● **Kutipan terpilih**:
__________________________________________________

Selasa, 30 Oktober 2012

INDONESIA: Negara Hukum “Phlegmatis”


this is my fifth article..berhasil di publish oleh media massa mercusuar pada hari jum'at,12 oktober 2012
Berbicara mengenai sistem hukum yang mengalami perkembangan di dunia dewasa ini yakni sistem hukum eropa kontinental (civil law system) dan sistem hukum anglo saxon(common law system). Indonesia merupakan negara hukum sebagaimana tertuang dan terpatri dalam pasal 1 ayat 3 konstitusi Republik Indonesia, oleh karena itu Indonesia tidak lepas dari salah satu diantara dua sistem hukum yang mengalami perkembangan dewasa ini,  yakni sistem hukum eropa kontinental. Namun ada hal yang berbeda dari sistem hukum yang dianut oleh Indonesia yaitu mix law system mulai dari sistem hukum adat, civil law, serta hukum agama.

__________________________________________________

● **Permintaan A**: Susun baris-baris data di bawah, mulai dari baris pertama hingga baris yang memuat "List all visible", menjadi tabel Markdown dengan kolom "Nomor" dan "Isi Baris", tanpa baris kosong. Gambar tidak perlu dimasukkan ke dalam jawaban.

● **Data**:
__________________________________________________

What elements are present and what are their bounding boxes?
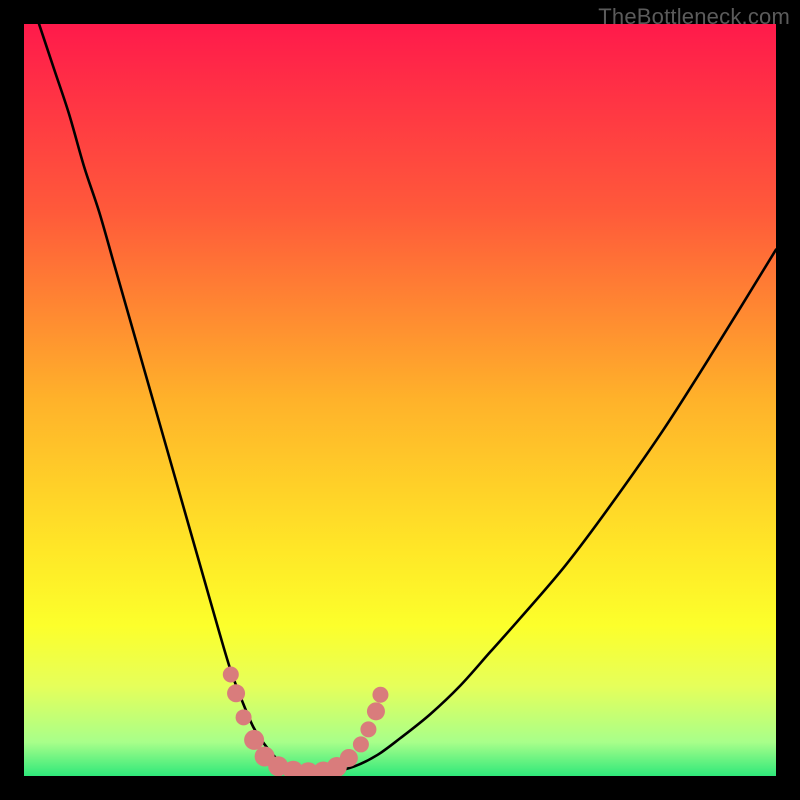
highlight-dot	[244, 730, 264, 750]
highlight-dot	[367, 702, 385, 720]
chart-svg	[24, 24, 776, 776]
watermark-text: TheBottleneck.com	[598, 4, 790, 30]
chart-frame: TheBottleneck.com	[0, 0, 800, 800]
chart-plot-area	[24, 24, 776, 776]
highlight-dot	[227, 684, 245, 702]
highlight-dot	[223, 666, 239, 682]
highlight-dot	[372, 687, 388, 703]
highlight-dot	[236, 709, 252, 725]
chart-background	[24, 24, 776, 776]
highlight-dot	[360, 721, 376, 737]
highlight-dot	[353, 736, 369, 752]
highlight-dot	[340, 749, 358, 767]
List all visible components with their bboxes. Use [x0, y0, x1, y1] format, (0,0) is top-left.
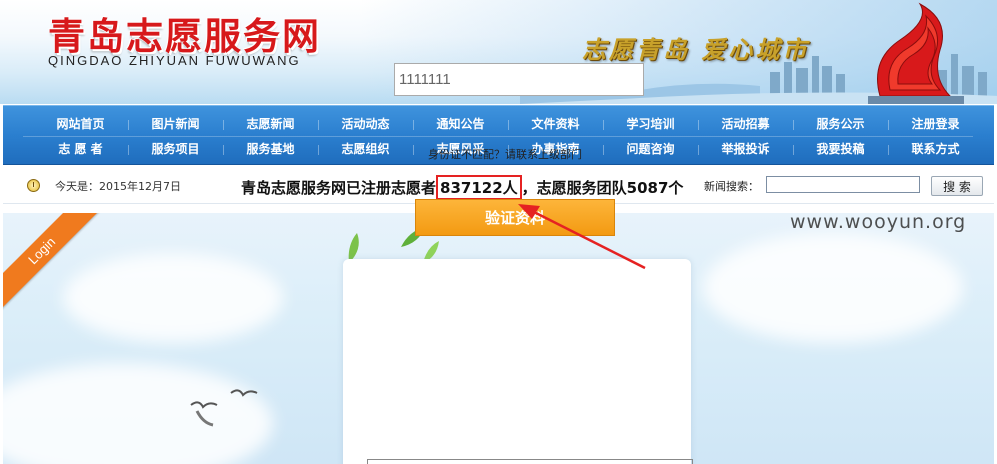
- nav-item-recruitment[interactable]: 活动招募: [698, 112, 793, 137]
- login-ribbon: Login: [3, 213, 113, 323]
- nav-item-volunteer-news[interactable]: 志愿新闻: [223, 112, 318, 137]
- watermark: www.wooyun.org: [790, 211, 967, 233]
- registration-prefix: 青岛志愿服务网已注册志愿者: [241, 179, 437, 197]
- nav-item-register-login[interactable]: 注册登录: [888, 112, 983, 137]
- login-area: Login: [3, 213, 994, 464]
- nav-item-service-public[interactable]: 服务公示: [793, 112, 888, 137]
- nav-item-submit[interactable]: 我要投稿: [793, 137, 888, 162]
- verify-info-button[interactable]: 验证资料: [415, 199, 615, 236]
- cloud-decoration: [703, 233, 963, 343]
- login-panel: [343, 259, 691, 464]
- nav-item-activities[interactable]: 活动动态: [318, 112, 413, 137]
- search-button[interactable]: 搜 索: [931, 176, 983, 196]
- nav-item-home[interactable]: 网站首页: [33, 112, 128, 137]
- nav-item-training[interactable]: 学习培训: [603, 112, 698, 137]
- nav-item-organizations[interactable]: 志愿组织: [318, 137, 413, 162]
- nav-item-documents[interactable]: 文件资料: [508, 112, 603, 137]
- nav-item-photo-news[interactable]: 图片新闻: [128, 112, 223, 137]
- id-number-input[interactable]: [394, 63, 644, 96]
- seagulls-icon: [190, 389, 258, 427]
- next-field-outline: [367, 459, 693, 464]
- registered-volunteer-count: 837122人: [436, 175, 522, 200]
- site-subtitle: QINGDAO ZHIYUAN FUWUWANG: [48, 53, 301, 68]
- nav-item-volunteers[interactable]: 志 愿 者: [33, 137, 128, 162]
- nav-item-report[interactable]: 举报投诉: [698, 137, 793, 162]
- login-ribbon-label: Login: [3, 213, 104, 313]
- may-wind-sculpture-image: [868, 2, 964, 104]
- clock-icon: [27, 179, 40, 192]
- nav-item-faq[interactable]: 问题咨询: [603, 137, 698, 162]
- today-date: 今天是：2015年12月7日: [55, 180, 181, 193]
- id-mismatch-hint: 身份证不匹配？请联系上级部门: [428, 148, 582, 161]
- nav-item-contact[interactable]: 联系方式: [888, 137, 983, 162]
- banner-slogan: 志愿青岛 爱心城市: [582, 35, 810, 64]
- nav-item-notices[interactable]: 通知公告: [413, 112, 508, 137]
- nav-item-service-bases[interactable]: 服务基地: [223, 137, 318, 162]
- registration-stats: 青岛志愿服务网已注册志愿者 837122人 ，志愿服务团队5087个: [241, 175, 683, 200]
- news-search-input[interactable]: [766, 176, 920, 193]
- news-search-label: 新闻搜索：: [704, 180, 759, 193]
- nav-row-1: 网站首页 图片新闻 志愿新闻 活动动态 通知公告 文件资料 学习培训 活动招募 …: [33, 112, 983, 137]
- registration-suffix: ，志愿服务团队5087个: [521, 179, 684, 197]
- nav-item-service-projects[interactable]: 服务项目: [128, 137, 223, 162]
- site-title[interactable]: 青岛志愿服务网: [48, 6, 321, 60]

__________________________________________________

● **Permintaan B**: Ketik ulang bagian teks tentang negara hukum Indonesia, dari "Selasa, 30 Oktober" sampai "serta hukum agama.".

● **Jawaban A**:
| Nomor | Isi Baris |
|---|---|
| 1 | What elements are present and what are their bounding boxes? |
| 2 | highlight-dot	[244, 730, 264, 750] |
| 3 | highlight-dot	[367, 702, 385, 720] |
| 4 | chart-svg	[24, 24, 776, 776] |
| 5 | watermark-text: TheBottleneck.com	[598, 4, 790, 30] |
| 6 | chart-frame: TheBottleneck.com	[0, 0, 800, 800] |
| 7 | chart-plot-area	[24, 24, 776, 776] |
| 8 | highlight-dot	[227, 684, 245, 702] |
| 9 | highlight-dot	[223, 666, 239, 682] |
| 10 | highlight-dot	[372, 687, 388, 703] |
| 11 | highlight-dot	[236, 709, 252, 725] |
| 12 | chart-background	[24, 24, 776, 776] |
| 13 | highlight-dot	[360, 721, 376, 737] |
| 14 | highlight-dot	[353, 736, 369, 752] |
| 15 | highlight-dot	[340, 749, 358, 767] |
| 16 | List all visible components with their bboxes. Use [x0, y0, x1, y1] format, (0,0) is top-left. |

● **Jawaban B**:
Selasa, 30 Oktober 2012

INDONESIA: Negara Hukum “Phlegmatis”


this is my fifth article..berhasil di publish oleh media massa mercusuar pada hari jum'at,12 oktober 2012
Berbicara mengenai sistem hukum yang mengalami perkembangan di dunia dewasa ini yakni sistem hukum eropa kontinental (civil law system) dan sistem hukum anglo saxon(common law system). Indonesia merupakan negara hukum sebagaimana tertuang dan terpatri dalam pasal 1 ayat 3 konstitusi Republik Indonesia, oleh karena itu Indonesia tidak lepas dari salah satu diantara dua sistem hukum yang mengalami perkembangan dewasa ini,  yakni sistem hukum eropa kontinental. Namun ada hal yang berbeda dari sistem hukum yang dianut oleh Indonesia yaitu mix law system mulai dari sistem hukum adat, civil law, serta hukum agama.